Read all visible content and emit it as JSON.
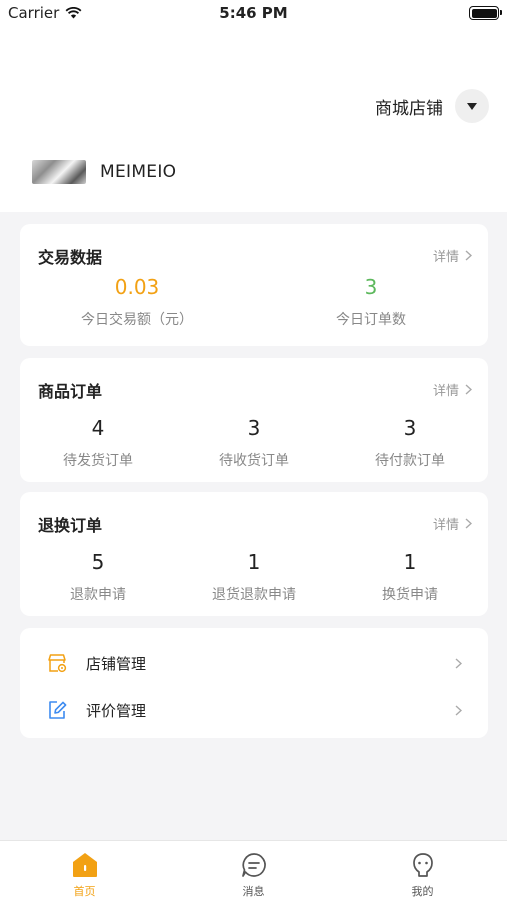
{
  "status_bar": {
    "carrier": "Carrier",
    "time": "5:46 PM"
  },
  "header": {
    "store_switch_label": "商城店铺"
  },
  "shop": {
    "name": "MEIMEIO"
  },
  "trade": {
    "title": "交易数据",
    "detail": "详情",
    "stats": [
      {
        "value": "0.03",
        "label": "今日交易额（元）"
      },
      {
        "value": "3",
        "label": "今日订单数"
      }
    ]
  },
  "goods_orders": {
    "title": "商品订单",
    "detail": "详情",
    "stats": [
      {
        "value": "4",
        "label": "待发货订单"
      },
      {
        "value": "3",
        "label": "待收货订单"
      },
      {
        "value": "3",
        "label": "待付款订单"
      }
    ]
  },
  "refund_orders": {
    "title": "退换订单",
    "detail": "详情",
    "stats": [
      {
        "value": "5",
        "label": "退款申请"
      },
      {
        "value": "1",
        "label": "退货退款申请"
      },
      {
        "value": "1",
        "label": "换货申请"
      }
    ]
  },
  "menu": {
    "items": [
      {
        "label": "店铺管理",
        "icon": "store-settings-icon"
      },
      {
        "label": "评价管理",
        "icon": "edit-review-icon"
      }
    ]
  },
  "tabbar": {
    "items": [
      {
        "label": "首页",
        "icon": "home-icon",
        "active": true
      },
      {
        "label": "消息",
        "icon": "message-icon",
        "active": false
      },
      {
        "label": "我的",
        "icon": "profile-icon",
        "active": false
      }
    ]
  },
  "colors": {
    "accent": "#f2a114",
    "green": "#5cb85c",
    "background": "#f4f4f6"
  }
}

○ ○ ○

**Short task**. Set down the lines of the records above exactly, apart from the pictures.

**Result of the task**.
Read all visible content and emit it as JSON.
{
  "status_bar": {
    "carrier": "Carrier",
    "time": "5:46 PM"
  },
  "header": {
    "store_switch_label": "商城店铺"
  },
  "shop": {
    "name": "MEIMEIO"
  },
  "trade": {
    "title": "交易数据",
    "detail": "详情",
    "stats": [
      {
        "value": "0.03",
        "label": "今日交易额（元）"
      },
      {
        "value": "3",
        "label": "今日订单数"
      }
    ]
  },
  "goods_orders": {
    "title": "商品订单",
    "detail": "详情",
    "stats": [
      {
        "value": "4",
        "label": "待发货订单"
      },
      {
        "value": "3",
        "label": "待收货订单"
      },
      {
        "value": "3",
        "label": "待付款订单"
      }
    ]
  },
  "refund_orders": {
    "title": "退换订单",
    "detail": "详情",
    "stats": [
      {
        "value": "5",
        "label": "退款申请"
      },
      {
        "value": "1",
        "label": "退货退款申请"
      },
      {
        "value": "1",
        "label": "换货申请"
      }
    ]
  },
  "menu": {
    "items": [
      {
        "label": "店铺管理",
        "icon": "store-settings-icon"
      },
      {
        "label": "评价管理",
        "icon": "edit-review-icon"
      }
    ]
  },
  "tabbar": {
    "items": [
      {
        "label": "首页",
        "icon": "home-icon",
        "active": true
      },
      {
        "label": "消息",
        "icon": "message-icon",
        "active": false
      },
      {
        "label": "我的",
        "icon": "profile-icon",
        "active": false
      }
    ]
  },
  "colors": {
    "accent": "#f2a114",
    "green": "#5cb85c",
    "background": "#f4f4f6"
  }
}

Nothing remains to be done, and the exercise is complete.